- _WHAT THIS TASK INVOLVES_: Select the lines that hold the word "then" and copy each one.

[Saved entries]
----
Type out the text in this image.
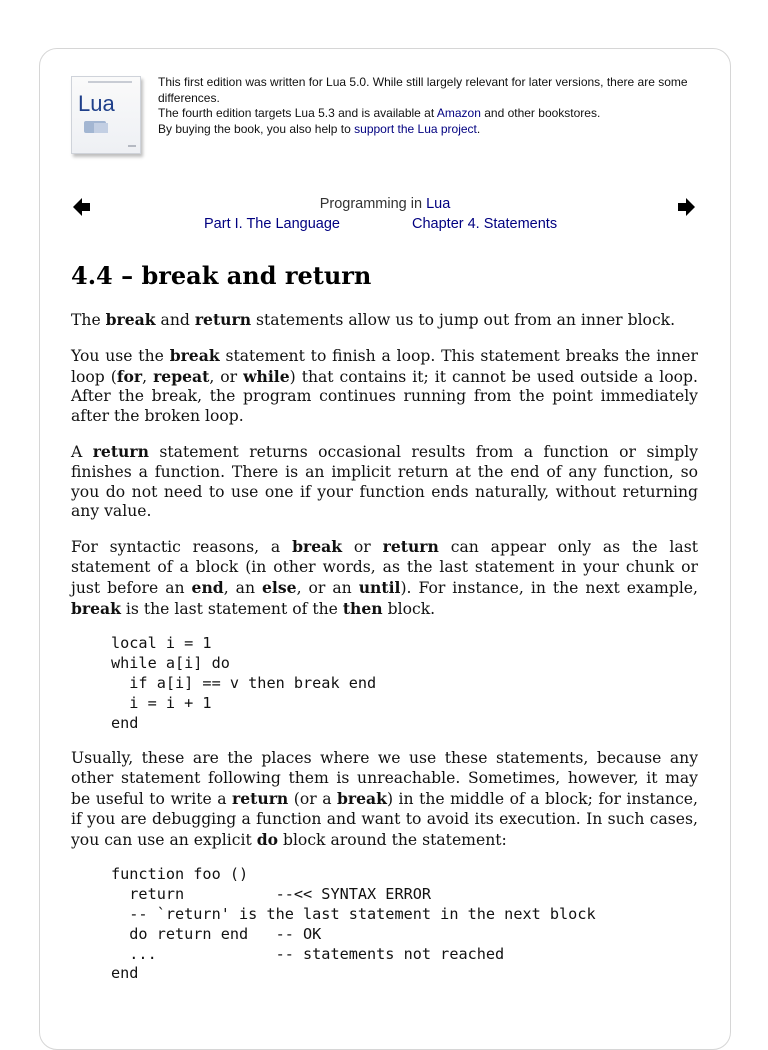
Lua
This first edition was written for Lua 5.0. While still largely relevant for later versions, there are some differences.
The fourth edition targets Lua 5.3 and is available at Amazon and other bookstores.
By buying the book, you also help to support the Lua project.
Programming in Lua
Part I. The Language	Chapter 4. Statements
4.4 – break and return

The break and return statements allow us to jump out from an inner block.

You use the break statement to finish a loop. This statement breaks the inner loop (for, repeat, or while) that contains it; it cannot be used outside a loop. After the break, the program continues running from the point immediately after the broken loop.

A return statement returns occasional results from a function or simply finishes a function. There is an implicit return at the end of any function, so you do not need to use one if your function ends naturally, without returning any value.

For syntactic reasons, a break or return can appear only as the last statement of a block (in other words, as the last statement in your chunk or just before an end, an else, or an until). For instance, in the next example, break is the last statement of the then block.

local i = 1
while a[i] do
if a[i] == v then break end
i = i + 1
end

Usually, these are the places where we use these statements, because any other statement following them is unreachable. Sometimes, however, it may be useful to write a return (or a break) in the middle of a block; for instance, if you are debugging a function and want to avoid its execution. In such cases, you can use an explicit do block around the statement:

function foo ()
return          --<< SYNTAX ERROR
-- `return' is the last statement in the next block
do return end   -- OK
...             -- statements not reached
end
----
- _FULL SOLUTION_:
For syntactic reasons, a break or return can appear only as the last statement of a block (in other words, as the last statement in your chunk or just before an end, an else, or an until). For instance, in the next example, break is the last statement of the then block.
if a[i] == v then break end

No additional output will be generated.